*REQUIREMENT*. Please pull out every line that includes the string "name".

++++ INPUT

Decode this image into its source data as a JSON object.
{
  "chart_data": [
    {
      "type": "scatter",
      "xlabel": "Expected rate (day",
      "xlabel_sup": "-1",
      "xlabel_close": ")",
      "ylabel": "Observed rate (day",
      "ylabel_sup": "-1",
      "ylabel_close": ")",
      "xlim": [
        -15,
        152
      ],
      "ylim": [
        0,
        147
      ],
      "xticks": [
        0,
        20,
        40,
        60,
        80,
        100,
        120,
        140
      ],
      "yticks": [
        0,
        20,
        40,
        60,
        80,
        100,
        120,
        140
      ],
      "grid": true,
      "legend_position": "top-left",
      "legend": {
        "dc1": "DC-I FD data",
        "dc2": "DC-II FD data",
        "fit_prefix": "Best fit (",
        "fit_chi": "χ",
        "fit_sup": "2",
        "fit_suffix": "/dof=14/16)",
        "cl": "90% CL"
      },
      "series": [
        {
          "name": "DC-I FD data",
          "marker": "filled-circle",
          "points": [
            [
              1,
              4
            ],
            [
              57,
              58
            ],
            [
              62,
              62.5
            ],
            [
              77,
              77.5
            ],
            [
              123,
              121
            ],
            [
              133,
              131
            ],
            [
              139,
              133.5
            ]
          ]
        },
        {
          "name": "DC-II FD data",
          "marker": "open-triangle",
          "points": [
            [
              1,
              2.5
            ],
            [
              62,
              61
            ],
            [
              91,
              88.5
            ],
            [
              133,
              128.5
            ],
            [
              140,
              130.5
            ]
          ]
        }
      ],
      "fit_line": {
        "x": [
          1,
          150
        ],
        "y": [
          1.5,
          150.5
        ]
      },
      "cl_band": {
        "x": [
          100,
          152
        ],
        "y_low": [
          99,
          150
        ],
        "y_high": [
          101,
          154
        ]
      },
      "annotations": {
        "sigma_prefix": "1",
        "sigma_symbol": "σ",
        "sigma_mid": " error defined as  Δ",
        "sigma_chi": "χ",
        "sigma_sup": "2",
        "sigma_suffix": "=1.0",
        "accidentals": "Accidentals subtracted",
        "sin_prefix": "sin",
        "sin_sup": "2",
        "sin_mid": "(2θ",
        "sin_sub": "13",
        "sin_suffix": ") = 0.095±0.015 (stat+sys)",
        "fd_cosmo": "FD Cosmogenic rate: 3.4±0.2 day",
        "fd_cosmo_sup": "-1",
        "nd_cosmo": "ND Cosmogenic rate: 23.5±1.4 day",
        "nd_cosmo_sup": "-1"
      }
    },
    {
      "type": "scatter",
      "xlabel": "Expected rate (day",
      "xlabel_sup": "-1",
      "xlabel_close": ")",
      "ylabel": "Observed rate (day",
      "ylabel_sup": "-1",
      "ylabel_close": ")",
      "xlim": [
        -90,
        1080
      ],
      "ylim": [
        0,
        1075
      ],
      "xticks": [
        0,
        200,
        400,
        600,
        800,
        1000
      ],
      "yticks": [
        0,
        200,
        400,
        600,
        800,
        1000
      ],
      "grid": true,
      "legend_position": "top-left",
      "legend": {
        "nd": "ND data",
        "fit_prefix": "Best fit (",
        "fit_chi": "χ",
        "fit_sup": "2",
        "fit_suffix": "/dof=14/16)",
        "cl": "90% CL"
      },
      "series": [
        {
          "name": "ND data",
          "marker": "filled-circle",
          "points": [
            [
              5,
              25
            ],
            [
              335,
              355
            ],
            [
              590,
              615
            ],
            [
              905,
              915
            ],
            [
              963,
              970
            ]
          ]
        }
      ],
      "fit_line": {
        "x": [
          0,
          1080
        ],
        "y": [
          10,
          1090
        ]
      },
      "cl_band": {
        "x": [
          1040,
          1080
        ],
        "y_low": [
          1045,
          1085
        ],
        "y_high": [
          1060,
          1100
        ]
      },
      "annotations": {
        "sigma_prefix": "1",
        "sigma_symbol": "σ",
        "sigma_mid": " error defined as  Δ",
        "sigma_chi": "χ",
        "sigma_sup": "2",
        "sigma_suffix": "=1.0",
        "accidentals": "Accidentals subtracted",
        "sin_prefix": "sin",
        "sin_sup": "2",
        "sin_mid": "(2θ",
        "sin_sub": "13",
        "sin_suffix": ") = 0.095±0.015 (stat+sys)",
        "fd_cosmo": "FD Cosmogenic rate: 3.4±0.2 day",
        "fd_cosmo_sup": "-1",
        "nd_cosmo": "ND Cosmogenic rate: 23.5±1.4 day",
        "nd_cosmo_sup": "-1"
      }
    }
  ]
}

++++++++

*ANSWER*.
          "name": "DC-I FD data",
          "name": "DC-II FD data",
          "name": "ND data",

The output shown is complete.